== EXCERPTED DATA ==
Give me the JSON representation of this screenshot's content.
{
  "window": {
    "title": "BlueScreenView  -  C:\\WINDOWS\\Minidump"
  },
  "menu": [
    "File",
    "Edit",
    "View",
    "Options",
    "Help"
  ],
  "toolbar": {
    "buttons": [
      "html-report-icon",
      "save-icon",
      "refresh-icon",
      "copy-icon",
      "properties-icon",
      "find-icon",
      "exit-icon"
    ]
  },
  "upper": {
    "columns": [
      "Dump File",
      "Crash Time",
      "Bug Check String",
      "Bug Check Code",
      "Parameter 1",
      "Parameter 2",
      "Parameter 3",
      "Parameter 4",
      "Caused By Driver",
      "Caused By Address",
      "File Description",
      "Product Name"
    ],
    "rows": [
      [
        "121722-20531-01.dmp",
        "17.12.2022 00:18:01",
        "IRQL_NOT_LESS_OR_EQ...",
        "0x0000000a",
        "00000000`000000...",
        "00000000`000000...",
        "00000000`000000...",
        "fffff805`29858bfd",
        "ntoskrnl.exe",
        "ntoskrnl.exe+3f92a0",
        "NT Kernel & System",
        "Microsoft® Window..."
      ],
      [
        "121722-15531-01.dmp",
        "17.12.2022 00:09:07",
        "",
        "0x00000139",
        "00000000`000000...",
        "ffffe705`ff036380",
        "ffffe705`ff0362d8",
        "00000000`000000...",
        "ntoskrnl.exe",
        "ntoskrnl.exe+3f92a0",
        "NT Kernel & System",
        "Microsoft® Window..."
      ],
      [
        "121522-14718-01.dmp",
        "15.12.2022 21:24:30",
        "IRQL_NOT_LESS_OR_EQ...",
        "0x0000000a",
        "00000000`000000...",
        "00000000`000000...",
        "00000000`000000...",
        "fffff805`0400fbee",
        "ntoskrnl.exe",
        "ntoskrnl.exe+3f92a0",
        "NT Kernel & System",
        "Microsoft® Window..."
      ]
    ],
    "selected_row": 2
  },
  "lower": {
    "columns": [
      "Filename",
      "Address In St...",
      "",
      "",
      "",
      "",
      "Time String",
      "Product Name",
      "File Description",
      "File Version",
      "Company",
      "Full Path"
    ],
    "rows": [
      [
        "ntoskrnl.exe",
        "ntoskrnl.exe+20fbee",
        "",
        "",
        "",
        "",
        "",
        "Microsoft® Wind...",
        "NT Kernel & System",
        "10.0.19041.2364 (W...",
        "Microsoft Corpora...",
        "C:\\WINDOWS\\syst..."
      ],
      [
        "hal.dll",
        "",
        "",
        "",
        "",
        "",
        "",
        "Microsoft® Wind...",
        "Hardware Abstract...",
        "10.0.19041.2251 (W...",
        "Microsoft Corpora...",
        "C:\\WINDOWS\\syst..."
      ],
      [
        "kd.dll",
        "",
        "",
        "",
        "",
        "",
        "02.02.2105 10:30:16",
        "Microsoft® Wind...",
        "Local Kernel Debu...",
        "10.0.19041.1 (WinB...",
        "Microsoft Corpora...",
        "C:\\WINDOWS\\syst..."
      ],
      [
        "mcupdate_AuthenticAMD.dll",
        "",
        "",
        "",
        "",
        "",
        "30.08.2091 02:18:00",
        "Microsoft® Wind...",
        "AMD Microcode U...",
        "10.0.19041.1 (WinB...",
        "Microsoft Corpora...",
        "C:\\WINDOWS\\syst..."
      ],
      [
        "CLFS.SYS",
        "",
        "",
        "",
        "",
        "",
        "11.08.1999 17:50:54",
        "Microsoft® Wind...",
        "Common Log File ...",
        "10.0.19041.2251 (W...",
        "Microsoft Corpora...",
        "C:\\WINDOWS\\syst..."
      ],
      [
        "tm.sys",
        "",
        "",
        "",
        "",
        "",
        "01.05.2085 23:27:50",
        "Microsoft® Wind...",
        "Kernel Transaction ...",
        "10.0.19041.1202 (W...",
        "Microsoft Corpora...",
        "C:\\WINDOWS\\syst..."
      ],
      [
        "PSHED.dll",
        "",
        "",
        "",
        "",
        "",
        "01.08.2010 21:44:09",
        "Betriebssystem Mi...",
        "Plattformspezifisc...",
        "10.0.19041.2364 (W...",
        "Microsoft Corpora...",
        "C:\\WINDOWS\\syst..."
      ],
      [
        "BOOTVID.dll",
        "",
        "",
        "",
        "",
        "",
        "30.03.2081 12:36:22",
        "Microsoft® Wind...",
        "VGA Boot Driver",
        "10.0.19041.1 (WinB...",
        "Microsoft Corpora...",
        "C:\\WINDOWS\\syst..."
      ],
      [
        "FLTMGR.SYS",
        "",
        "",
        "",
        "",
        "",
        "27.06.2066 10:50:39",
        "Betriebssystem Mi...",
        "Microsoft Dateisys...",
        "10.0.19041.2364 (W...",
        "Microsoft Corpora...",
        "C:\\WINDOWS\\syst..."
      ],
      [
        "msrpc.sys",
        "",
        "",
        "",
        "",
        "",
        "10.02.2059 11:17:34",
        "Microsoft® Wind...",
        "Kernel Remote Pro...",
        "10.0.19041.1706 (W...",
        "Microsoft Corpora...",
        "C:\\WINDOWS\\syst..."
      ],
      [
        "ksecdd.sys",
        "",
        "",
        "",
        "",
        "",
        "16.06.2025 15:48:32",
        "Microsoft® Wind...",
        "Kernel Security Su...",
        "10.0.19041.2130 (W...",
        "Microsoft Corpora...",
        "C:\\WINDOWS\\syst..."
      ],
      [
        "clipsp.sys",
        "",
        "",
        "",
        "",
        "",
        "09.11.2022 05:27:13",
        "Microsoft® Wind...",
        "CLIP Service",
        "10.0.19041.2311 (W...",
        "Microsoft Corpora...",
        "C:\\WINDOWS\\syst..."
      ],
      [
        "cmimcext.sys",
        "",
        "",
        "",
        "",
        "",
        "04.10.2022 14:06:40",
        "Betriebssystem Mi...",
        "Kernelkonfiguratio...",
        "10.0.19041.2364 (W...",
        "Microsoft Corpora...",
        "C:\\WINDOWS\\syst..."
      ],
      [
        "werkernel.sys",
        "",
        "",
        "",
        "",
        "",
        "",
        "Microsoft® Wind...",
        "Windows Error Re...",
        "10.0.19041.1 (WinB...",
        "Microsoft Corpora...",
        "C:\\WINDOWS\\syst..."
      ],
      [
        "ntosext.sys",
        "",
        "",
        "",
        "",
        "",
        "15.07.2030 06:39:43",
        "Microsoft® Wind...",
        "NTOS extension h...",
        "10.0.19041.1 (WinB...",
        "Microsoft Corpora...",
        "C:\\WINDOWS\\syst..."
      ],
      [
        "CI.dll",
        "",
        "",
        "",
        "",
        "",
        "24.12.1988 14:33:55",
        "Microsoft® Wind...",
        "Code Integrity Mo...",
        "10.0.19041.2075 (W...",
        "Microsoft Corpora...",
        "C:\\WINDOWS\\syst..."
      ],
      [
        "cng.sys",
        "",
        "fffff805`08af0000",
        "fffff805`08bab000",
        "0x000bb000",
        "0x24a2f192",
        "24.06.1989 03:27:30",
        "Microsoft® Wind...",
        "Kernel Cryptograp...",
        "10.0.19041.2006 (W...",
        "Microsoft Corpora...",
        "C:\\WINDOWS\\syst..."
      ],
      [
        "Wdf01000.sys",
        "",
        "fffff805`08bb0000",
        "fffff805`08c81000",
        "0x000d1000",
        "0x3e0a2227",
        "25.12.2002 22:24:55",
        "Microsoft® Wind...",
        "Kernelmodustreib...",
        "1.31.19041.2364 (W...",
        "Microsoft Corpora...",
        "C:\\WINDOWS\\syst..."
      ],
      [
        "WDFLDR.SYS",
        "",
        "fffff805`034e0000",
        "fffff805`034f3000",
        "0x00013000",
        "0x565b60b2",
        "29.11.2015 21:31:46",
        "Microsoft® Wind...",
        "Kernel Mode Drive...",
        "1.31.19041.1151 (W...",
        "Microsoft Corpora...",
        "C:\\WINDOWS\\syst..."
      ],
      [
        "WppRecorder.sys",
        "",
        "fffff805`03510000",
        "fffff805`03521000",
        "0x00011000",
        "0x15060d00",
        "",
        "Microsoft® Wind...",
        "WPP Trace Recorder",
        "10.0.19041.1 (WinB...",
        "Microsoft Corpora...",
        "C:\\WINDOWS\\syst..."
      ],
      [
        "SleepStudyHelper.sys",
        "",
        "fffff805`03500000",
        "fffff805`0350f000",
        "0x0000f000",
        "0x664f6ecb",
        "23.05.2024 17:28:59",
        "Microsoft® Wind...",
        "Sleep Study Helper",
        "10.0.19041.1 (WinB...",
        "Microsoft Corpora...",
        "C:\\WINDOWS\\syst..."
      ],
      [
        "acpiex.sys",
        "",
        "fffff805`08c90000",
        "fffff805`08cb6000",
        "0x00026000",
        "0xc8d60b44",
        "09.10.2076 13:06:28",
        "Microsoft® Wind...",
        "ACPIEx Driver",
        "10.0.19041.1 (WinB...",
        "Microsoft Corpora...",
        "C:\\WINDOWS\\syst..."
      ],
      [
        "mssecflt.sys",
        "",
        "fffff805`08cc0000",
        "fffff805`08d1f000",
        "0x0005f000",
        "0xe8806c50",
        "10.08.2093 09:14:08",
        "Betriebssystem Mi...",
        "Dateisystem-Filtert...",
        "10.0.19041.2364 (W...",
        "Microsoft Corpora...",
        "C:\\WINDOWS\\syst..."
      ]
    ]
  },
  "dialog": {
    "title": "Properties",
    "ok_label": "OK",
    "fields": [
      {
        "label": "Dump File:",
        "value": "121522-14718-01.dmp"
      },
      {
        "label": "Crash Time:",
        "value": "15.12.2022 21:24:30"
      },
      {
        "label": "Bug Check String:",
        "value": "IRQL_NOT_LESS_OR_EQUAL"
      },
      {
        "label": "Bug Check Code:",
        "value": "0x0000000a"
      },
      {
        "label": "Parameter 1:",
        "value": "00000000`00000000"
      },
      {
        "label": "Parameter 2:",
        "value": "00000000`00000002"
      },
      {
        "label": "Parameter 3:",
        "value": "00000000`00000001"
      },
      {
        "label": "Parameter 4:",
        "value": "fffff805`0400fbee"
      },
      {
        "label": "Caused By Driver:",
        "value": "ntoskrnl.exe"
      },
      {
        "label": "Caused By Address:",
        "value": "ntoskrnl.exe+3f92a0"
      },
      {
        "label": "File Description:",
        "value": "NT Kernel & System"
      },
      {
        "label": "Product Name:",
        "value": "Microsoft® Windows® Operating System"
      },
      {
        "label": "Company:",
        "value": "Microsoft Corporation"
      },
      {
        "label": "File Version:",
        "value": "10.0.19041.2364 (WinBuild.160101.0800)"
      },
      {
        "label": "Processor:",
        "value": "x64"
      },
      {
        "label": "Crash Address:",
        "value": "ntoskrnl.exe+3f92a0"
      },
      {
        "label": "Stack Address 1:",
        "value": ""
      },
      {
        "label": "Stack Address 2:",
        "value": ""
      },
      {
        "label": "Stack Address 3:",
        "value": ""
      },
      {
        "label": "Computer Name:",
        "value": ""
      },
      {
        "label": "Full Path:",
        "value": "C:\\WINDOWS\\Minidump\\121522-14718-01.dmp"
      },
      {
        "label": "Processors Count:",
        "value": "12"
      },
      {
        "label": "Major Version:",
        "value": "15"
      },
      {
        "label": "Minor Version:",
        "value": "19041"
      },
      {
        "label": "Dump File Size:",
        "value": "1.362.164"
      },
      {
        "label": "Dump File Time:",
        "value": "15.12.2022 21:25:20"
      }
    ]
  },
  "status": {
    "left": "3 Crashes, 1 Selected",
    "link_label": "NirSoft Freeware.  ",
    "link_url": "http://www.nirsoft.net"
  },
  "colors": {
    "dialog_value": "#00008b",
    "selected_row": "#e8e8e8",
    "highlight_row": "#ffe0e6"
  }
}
===
### DIRECTIONS
Among the lines of the data, identify those with the word "Check". Copy each of them.

### REPLY
      "Bug Check String",
      "Bug Check Code",
        "label": "Bug Check String:",
        "label": "Bug Check Code:",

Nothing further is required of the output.